======== The input

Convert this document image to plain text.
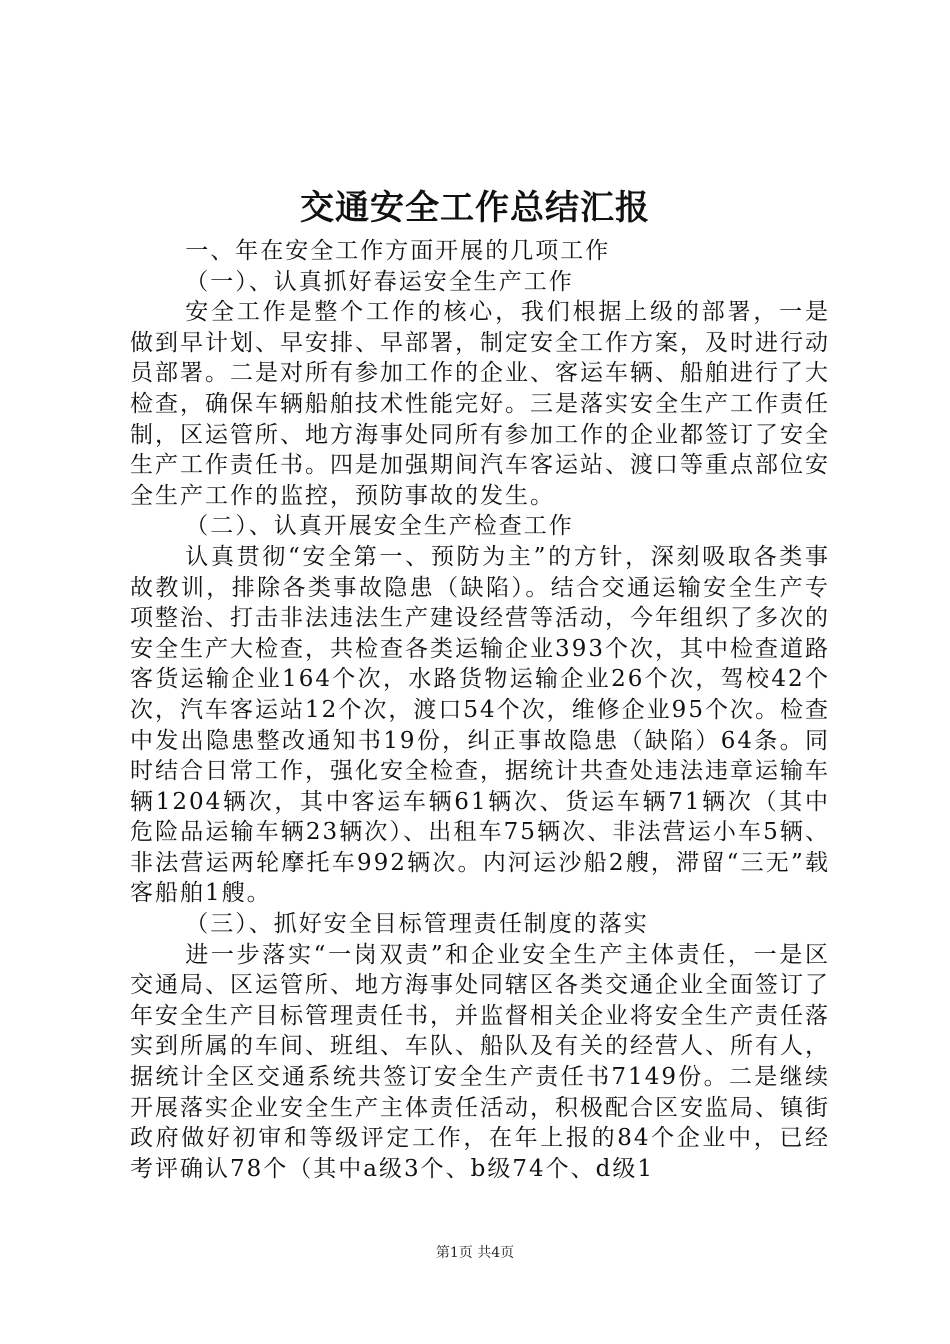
交通安全工作总结汇报

一、年在安全工作方面开展的几项工作

（一）、认真抓好春运安全生产工作

安全工作是整个工作的核心，我们根据上级的部署，一是做到早计划、早安排、早部署，制定安全工作方案，及时进行动员部署。二是对所有参加工作的企业、客运车辆、船舶进行了大检查，确保车辆船舶技术性能完好。三是落实安全生产工作责任制，区运管所、地方海事处同所有参加工作的企业都签订了安全生产工作责任书。四是加强期间汽车客运站、渡口等重点部位安全生产工作的监控，预防事故的发生。

（二）、认真开展安全生产检查工作

认真贯彻“安全第一、预防为主”的方针，深刻吸取各类事故教训，排除各类事故隐患（缺陷）。结合交通运输安全生产专项整治、打击非法违法生产建设经营等活动，今年组织了多次的安全生产大检查，共检查各类运输企业393个次，其中检查道路客货运输企业164个次，水路货物运输企业26个次，驾校42个次，汽车客运站12个次，渡口54个次，维修企业95个次。检查中发出隐患整改通知书19份，纠正事故隐患（缺陷）64条。同时结合日常工作，强化安全检查，据统计共查处违法违章运输车辆1204辆次，其中客运车辆61辆次、货运车辆71辆次（其中危险品运输车辆23辆次）、出租车75辆次、非法营运小车5辆、非法营运两轮摩托车992辆次。内河运沙船2艘，滞留“三无”载客船舶1艘。

（三）、抓好安全目标管理责任制度的落实

进一步落实“一岗双责”和企业安全生产主体责任，一是区交通局、区运管所、地方海事处同辖区各类交通企业全面签订了年安全生产目标管理责任书，并监督相关企业将安全生产责任落实到所属的车间、班组、车队、船队及有关的经营人、所有人，据统计全区交通系统共签订安全生产责任书7149份。二是继续开展落实企业安全生产主体责任活动，积极配合区安监局、镇街政府做好初审和等级评定工作，在年上报的84个企业中，已经考评确认78个（其中a级3个、b级74个、d级1

第1页 共4页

================

# What is being asked
Make an exact reproduction of the listing above, without any pictures.

# Written response
Convert this document image to plain text.
交通安全工作总结汇报

一、年在安全工作方面开展的几项工作

（一）、认真抓好春运安全生产工作

安全工作是整个工作的核心，我们根据上级的部署，一是做到早计划、早安排、早部署，制定安全工作方案，及时进行动员部署。二是对所有参加工作的企业、客运车辆、船舶进行了大检查，确保车辆船舶技术性能完好。三是落实安全生产工作责任制，区运管所、地方海事处同所有参加工作的企业都签订了安全生产工作责任书。四是加强期间汽车客运站、渡口等重点部位安全生产工作的监控，预防事故的发生。

（二）、认真开展安全生产检查工作

认真贯彻“安全第一、预防为主”的方针，深刻吸取各类事故教训，排除各类事故隐患（缺陷）。结合交通运输安全生产专项整治、打击非法违法生产建设经营等活动，今年组织了多次的安全生产大检查，共检查各类运输企业393个次，其中检查道路客货运输企业164个次，水路货物运输企业26个次，驾校42个次，汽车客运站12个次，渡口54个次，维修企业95个次。检查中发出隐患整改通知书19份，纠正事故隐患（缺陷）64条。同时结合日常工作，强化安全检查，据统计共查处违法违章运输车辆1204辆次，其中客运车辆61辆次、货运车辆71辆次（其中危险品运输车辆23辆次）、出租车75辆次、非法营运小车5辆、非法营运两轮摩托车992辆次。内河运沙船2艘，滞留“三无”载客船舶1艘。

（三）、抓好安全目标管理责任制度的落实

进一步落实“一岗双责”和企业安全生产主体责任，一是区交通局、区运管所、地方海事处同辖区各类交通企业全面签订了年安全生产目标管理责任书，并监督相关企业将安全生产责任落实到所属的车间、班组、车队、船队及有关的经营人、所有人，据统计全区交通系统共签订安全生产责任书7149份。二是继续开展落实企业安全生产主体责任活动，积极配合区安监局、镇街政府做好初审和等级评定工作，在年上报的84个企业中，已经考评确认78个（其中a级3个、b级74个、d级1

第1页 共4页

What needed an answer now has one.